◆ GIVEN INSTRUCTION
Below is a block of records; return all of them exactly, but without the images.

◆ SUPPLIED RECORDS
** Begin **

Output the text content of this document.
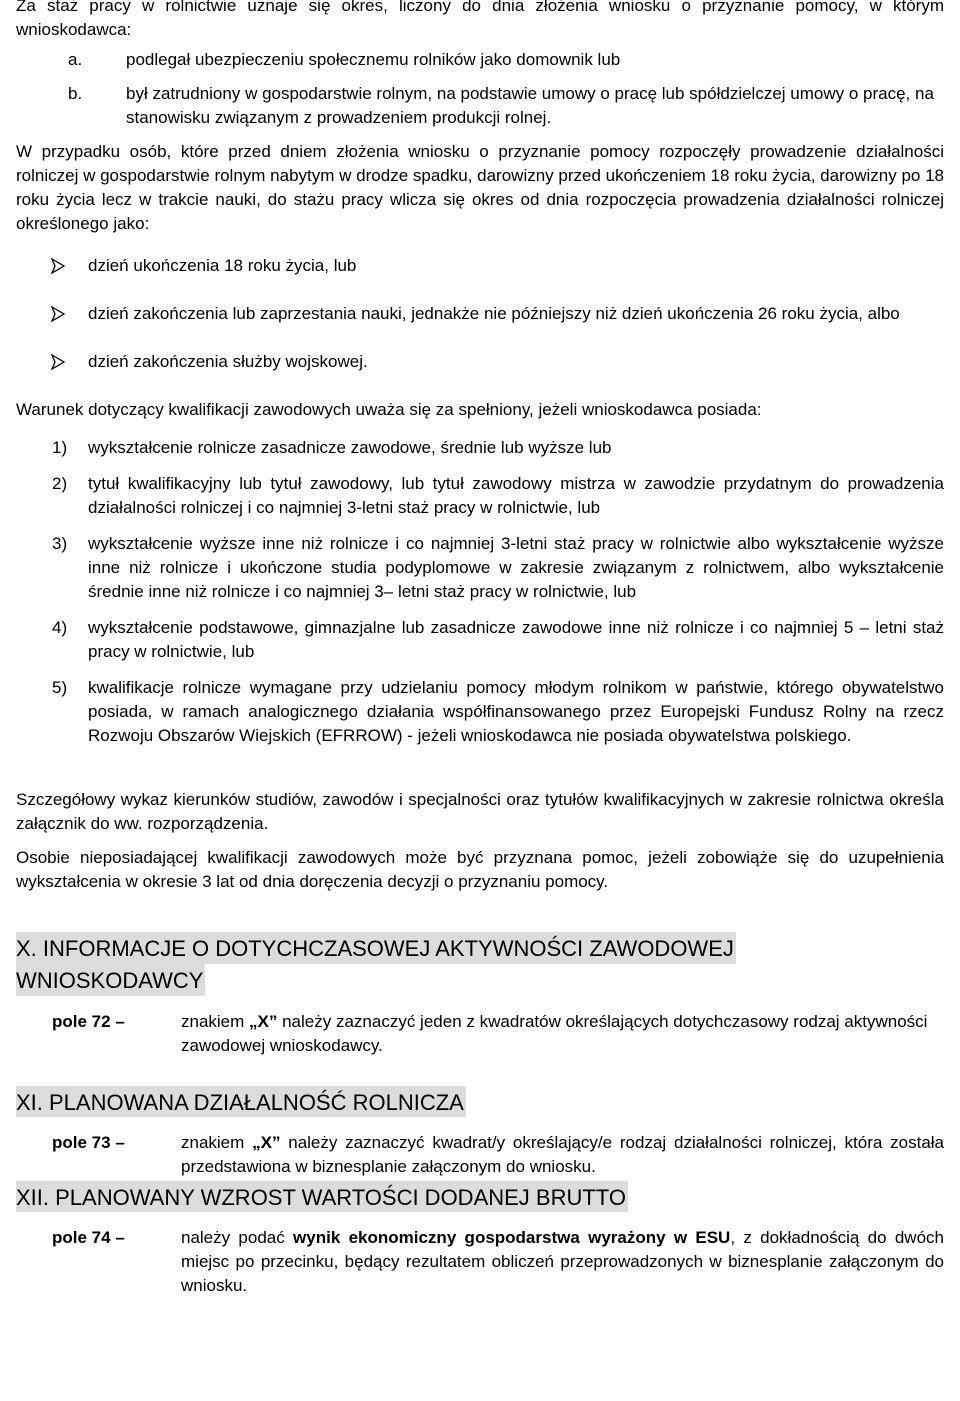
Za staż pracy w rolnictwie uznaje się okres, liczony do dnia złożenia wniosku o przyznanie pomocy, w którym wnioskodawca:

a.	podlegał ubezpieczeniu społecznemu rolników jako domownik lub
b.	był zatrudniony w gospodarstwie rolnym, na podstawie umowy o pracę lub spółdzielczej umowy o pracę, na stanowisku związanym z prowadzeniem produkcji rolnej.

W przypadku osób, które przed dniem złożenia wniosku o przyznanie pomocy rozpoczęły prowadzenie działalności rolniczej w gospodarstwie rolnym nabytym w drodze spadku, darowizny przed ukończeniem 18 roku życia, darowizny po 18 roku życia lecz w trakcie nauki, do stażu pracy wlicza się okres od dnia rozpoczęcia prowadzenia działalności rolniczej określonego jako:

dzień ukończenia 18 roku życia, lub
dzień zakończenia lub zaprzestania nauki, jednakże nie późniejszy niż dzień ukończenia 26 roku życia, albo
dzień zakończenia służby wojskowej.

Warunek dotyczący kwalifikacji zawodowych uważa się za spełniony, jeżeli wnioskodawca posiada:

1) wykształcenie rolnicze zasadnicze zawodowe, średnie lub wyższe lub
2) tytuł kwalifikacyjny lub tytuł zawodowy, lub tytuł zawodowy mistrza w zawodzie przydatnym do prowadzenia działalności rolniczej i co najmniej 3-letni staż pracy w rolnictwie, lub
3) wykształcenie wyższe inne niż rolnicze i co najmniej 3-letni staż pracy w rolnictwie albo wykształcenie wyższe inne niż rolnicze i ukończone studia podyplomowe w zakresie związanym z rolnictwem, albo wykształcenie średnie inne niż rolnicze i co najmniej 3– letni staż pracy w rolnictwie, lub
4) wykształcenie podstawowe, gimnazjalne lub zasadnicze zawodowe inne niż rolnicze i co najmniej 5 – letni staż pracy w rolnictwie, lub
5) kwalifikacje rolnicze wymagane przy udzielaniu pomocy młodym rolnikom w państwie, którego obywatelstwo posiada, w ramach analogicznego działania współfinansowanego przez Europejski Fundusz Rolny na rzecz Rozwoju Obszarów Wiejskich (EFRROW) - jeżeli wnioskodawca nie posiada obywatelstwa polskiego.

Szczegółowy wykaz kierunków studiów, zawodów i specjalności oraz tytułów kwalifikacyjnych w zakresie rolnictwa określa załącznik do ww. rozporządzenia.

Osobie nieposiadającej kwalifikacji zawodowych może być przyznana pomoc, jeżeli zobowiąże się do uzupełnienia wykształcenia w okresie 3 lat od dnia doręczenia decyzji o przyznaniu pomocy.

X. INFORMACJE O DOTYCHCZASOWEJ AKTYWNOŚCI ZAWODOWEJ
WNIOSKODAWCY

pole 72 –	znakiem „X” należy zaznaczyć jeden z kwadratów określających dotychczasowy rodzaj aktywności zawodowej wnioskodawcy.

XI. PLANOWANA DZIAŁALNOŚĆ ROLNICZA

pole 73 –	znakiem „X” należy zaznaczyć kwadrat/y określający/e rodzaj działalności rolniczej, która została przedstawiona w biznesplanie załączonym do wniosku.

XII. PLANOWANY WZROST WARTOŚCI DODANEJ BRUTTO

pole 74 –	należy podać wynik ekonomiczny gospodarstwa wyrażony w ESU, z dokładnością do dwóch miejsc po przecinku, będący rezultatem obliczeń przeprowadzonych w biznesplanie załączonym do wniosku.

** End **

◆ RESPONSE
Output the text content of this document.
Za staż pracy w rolnictwie uznaje się okres, liczony do dnia złożenia wniosku o przyznanie pomocy, w którym wnioskodawca:

a.	podlegał ubezpieczeniu społecznemu rolników jako domownik lub
b.	był zatrudniony w gospodarstwie rolnym, na podstawie umowy o pracę lub spółdzielczej umowy o pracę, na stanowisku związanym z prowadzeniem produkcji rolnej.

W przypadku osób, które przed dniem złożenia wniosku o przyznanie pomocy rozpoczęły prowadzenie działalności rolniczej w gospodarstwie rolnym nabytym w drodze spadku, darowizny przed ukończeniem 18 roku życia, darowizny po 18 roku życia lecz w trakcie nauki, do stażu pracy wlicza się okres od dnia rozpoczęcia prowadzenia działalności rolniczej określonego jako:

dzień ukończenia 18 roku życia, lub
dzień zakończenia lub zaprzestania nauki, jednakże nie późniejszy niż dzień ukończenia 26 roku życia, albo
dzień zakończenia służby wojskowej.

Warunek dotyczący kwalifikacji zawodowych uważa się za spełniony, jeżeli wnioskodawca posiada:

1) wykształcenie rolnicze zasadnicze zawodowe, średnie lub wyższe lub
2) tytuł kwalifikacyjny lub tytuł zawodowy, lub tytuł zawodowy mistrza w zawodzie przydatnym do prowadzenia działalności rolniczej i co najmniej 3-letni staż pracy w rolnictwie, lub
3) wykształcenie wyższe inne niż rolnicze i co najmniej 3-letni staż pracy w rolnictwie albo wykształcenie wyższe inne niż rolnicze i ukończone studia podyplomowe w zakresie związanym z rolnictwem, albo wykształcenie średnie inne niż rolnicze i co najmniej 3– letni staż pracy w rolnictwie, lub
4) wykształcenie podstawowe, gimnazjalne lub zasadnicze zawodowe inne niż rolnicze i co najmniej 5 – letni staż pracy w rolnictwie, lub
5) kwalifikacje rolnicze wymagane przy udzielaniu pomocy młodym rolnikom w państwie, którego obywatelstwo posiada, w ramach analogicznego działania współfinansowanego przez Europejski Fundusz Rolny na rzecz Rozwoju Obszarów Wiejskich (EFRROW) - jeżeli wnioskodawca nie posiada obywatelstwa polskiego.

Szczegółowy wykaz kierunków studiów, zawodów i specjalności oraz tytułów kwalifikacyjnych w zakresie rolnictwa określa załącznik do ww. rozporządzenia.

Osobie nieposiadającej kwalifikacji zawodowych może być przyznana pomoc, jeżeli zobowiąże się do uzupełnienia wykształcenia w okresie 3 lat od dnia doręczenia decyzji o przyznaniu pomocy.

X. INFORMACJE O DOTYCHCZASOWEJ AKTYWNOŚCI ZAWODOWEJ
WNIOSKODAWCY

pole 72 –	znakiem „X” należy zaznaczyć jeden z kwadratów określających dotychczasowy rodzaj aktywności zawodowej wnioskodawcy.

XI. PLANOWANA DZIAŁALNOŚĆ ROLNICZA

pole 73 –	znakiem „X” należy zaznaczyć kwadrat/y określający/e rodzaj działalności rolniczej, która została przedstawiona w biznesplanie załączonym do wniosku.

XII. PLANOWANY WZROST WARTOŚCI DODANEJ BRUTTO

pole 74 –	należy podać wynik ekonomiczny gospodarstwa wyrażony w ESU, z dokładnością do dwóch miejsc po przecinku, będący rezultatem obliczeń przeprowadzonych w biznesplanie załączonym do wniosku.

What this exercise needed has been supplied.